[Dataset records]
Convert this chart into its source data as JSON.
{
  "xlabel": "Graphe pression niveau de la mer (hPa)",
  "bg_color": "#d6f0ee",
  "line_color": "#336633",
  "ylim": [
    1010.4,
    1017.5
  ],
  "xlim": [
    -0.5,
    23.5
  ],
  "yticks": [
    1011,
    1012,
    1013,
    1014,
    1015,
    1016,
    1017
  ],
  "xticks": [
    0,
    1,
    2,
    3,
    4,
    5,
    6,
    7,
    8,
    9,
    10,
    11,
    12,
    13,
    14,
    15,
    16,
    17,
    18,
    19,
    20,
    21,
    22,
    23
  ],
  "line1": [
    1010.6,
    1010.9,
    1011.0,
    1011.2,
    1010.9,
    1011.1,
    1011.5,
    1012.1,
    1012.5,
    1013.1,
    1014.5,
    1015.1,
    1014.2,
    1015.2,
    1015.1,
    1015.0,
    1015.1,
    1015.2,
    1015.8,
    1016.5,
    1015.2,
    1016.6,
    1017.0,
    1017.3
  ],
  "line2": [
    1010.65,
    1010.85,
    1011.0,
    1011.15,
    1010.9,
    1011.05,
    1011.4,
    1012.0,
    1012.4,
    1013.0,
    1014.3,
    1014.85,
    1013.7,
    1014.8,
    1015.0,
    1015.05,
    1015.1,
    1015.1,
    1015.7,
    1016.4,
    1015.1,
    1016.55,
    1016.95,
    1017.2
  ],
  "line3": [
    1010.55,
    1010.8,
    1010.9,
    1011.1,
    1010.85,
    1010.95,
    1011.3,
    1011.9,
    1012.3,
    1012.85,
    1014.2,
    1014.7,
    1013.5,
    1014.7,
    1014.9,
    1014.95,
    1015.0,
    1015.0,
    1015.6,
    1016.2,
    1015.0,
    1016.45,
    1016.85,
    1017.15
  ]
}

YOUR INSTRUCTIONS: Print out all the entries precisely as written.

COMPLETED TASK:
Convert this chart into its source data as JSON.
{
  "xlabel": "Graphe pression niveau de la mer (hPa)",
  "bg_color": "#d6f0ee",
  "line_color": "#336633",
  "ylim": [
    1010.4,
    1017.5
  ],
  "xlim": [
    -0.5,
    23.5
  ],
  "yticks": [
    1011,
    1012,
    1013,
    1014,
    1015,
    1016,
    1017
  ],
  "xticks": [
    0,
    1,
    2,
    3,
    4,
    5,
    6,
    7,
    8,
    9,
    10,
    11,
    12,
    13,
    14,
    15,
    16,
    17,
    18,
    19,
    20,
    21,
    22,
    23
  ],
  "line1": [
    1010.6,
    1010.9,
    1011.0,
    1011.2,
    1010.9,
    1011.1,
    1011.5,
    1012.1,
    1012.5,
    1013.1,
    1014.5,
    1015.1,
    1014.2,
    1015.2,
    1015.1,
    1015.0,
    1015.1,
    1015.2,
    1015.8,
    1016.5,
    1015.2,
    1016.6,
    1017.0,
    1017.3
  ],
  "line2": [
    1010.65,
    1010.85,
    1011.0,
    1011.15,
    1010.9,
    1011.05,
    1011.4,
    1012.0,
    1012.4,
    1013.0,
    1014.3,
    1014.85,
    1013.7,
    1014.8,
    1015.0,
    1015.05,
    1015.1,
    1015.1,
    1015.7,
    1016.4,
    1015.1,
    1016.55,
    1016.95,
    1017.2
  ],
  "line3": [
    1010.55,
    1010.8,
    1010.9,
    1011.1,
    1010.85,
    1010.95,
    1011.3,
    1011.9,
    1012.3,
    1012.85,
    1014.2,
    1014.7,
    1013.5,
    1014.7,
    1014.9,
    1014.95,
    1015.0,
    1015.0,
    1015.6,
    1016.2,
    1015.0,
    1016.45,
    1016.85,
    1017.15
  ]
}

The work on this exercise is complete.